# Exercise details
Could you write out every entry exactly as it stands?

# Extracted records
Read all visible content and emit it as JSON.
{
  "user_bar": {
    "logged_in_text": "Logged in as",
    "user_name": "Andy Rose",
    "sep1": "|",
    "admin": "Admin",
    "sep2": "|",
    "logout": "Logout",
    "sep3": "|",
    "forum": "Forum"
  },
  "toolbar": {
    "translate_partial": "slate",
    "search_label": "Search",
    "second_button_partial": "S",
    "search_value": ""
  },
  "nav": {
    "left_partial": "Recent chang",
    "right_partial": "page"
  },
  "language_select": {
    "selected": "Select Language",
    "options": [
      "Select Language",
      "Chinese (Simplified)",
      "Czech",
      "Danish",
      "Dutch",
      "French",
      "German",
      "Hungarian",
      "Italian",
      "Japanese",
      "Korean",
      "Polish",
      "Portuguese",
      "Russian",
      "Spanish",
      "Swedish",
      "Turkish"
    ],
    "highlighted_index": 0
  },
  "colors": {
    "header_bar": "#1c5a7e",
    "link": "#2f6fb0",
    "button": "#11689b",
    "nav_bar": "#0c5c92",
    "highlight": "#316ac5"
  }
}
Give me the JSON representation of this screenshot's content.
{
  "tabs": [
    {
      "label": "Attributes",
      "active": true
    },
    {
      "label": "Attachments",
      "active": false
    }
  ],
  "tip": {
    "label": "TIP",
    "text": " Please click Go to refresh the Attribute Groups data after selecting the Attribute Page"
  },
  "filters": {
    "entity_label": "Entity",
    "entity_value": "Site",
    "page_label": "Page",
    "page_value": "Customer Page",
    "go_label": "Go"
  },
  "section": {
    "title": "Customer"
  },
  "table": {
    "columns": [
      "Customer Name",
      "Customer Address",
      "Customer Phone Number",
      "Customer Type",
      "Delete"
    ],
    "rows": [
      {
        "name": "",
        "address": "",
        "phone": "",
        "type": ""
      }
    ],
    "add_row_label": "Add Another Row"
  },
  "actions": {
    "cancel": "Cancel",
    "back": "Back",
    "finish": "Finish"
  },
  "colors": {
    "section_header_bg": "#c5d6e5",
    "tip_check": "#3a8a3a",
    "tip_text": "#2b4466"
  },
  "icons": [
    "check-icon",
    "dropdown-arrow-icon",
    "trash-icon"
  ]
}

# Finished exercise
Read all visible content and emit it as JSON.
{
  "user_bar": {
    "logged_in_text": "Logged in as",
    "user_name": "Andy Rose",
    "sep1": "|",
    "admin": "Admin",
    "sep2": "|",
    "logout": "Logout",
    "sep3": "|",
    "forum": "Forum"
  },
  "toolbar": {
    "translate_partial": "slate",
    "search_label": "Search",
    "second_button_partial": "S",
    "search_value": ""
  },
  "nav": {
    "left_partial": "Recent chang",
    "right_partial": "page"
  },
  "language_select": {
    "selected": "Select Language",
    "options": [
      "Select Language",
      "Chinese (Simplified)",
      "Czech",
      "Danish",
      "Dutch",
      "French",
      "German",
      "Hungarian",
      "Italian",
      "Japanese",
      "Korean",
      "Polish",
      "Portuguese",
      "Russian",
      "Spanish",
      "Swedish",
      "Turkish"
    ],
    "highlighted_index": 0
  },
  "colors": {
    "header_bar": "#1c5a7e",
    "link": "#2f6fb0",
    "button": "#11689b",
    "nav_bar": "#0c5c92",
    "highlight": "#316ac5"
  }
}
Give me the JSON representation of this screenshot's content.
{
  "tabs": [
    {
      "label": "Attributes",
      "active": true
    },
    {
      "label": "Attachments",
      "active": false
    }
  ],
  "tip": {
    "label": "TIP",
    "text": " Please click Go to refresh the Attribute Groups data after selecting the Attribute Page"
  },
  "filters": {
    "entity_label": "Entity",
    "entity_value": "Site",
    "page_label": "Page",
    "page_value": "Customer Page",
    "go_label": "Go"
  },
  "section": {
    "title": "Customer"
  },
  "table": {
    "columns": [
      "Customer Name",
      "Customer Address",
      "Customer Phone Number",
      "Customer Type",
      "Delete"
    ],
    "rows": [
      {
        "name": "",
        "address": "",
        "phone": "",
        "type": ""
      }
    ],
    "add_row_label": "Add Another Row"
  },
  "actions": {
    "cancel": "Cancel",
    "back": "Back",
    "finish": "Finish"
  },
  "colors": {
    "section_header_bg": "#c5d6e5",
    "tip_check": "#3a8a3a",
    "tip_text": "#2b4466"
  },
  "icons": [
    "check-icon",
    "dropdown-arrow-icon",
    "trash-icon"
  ]
}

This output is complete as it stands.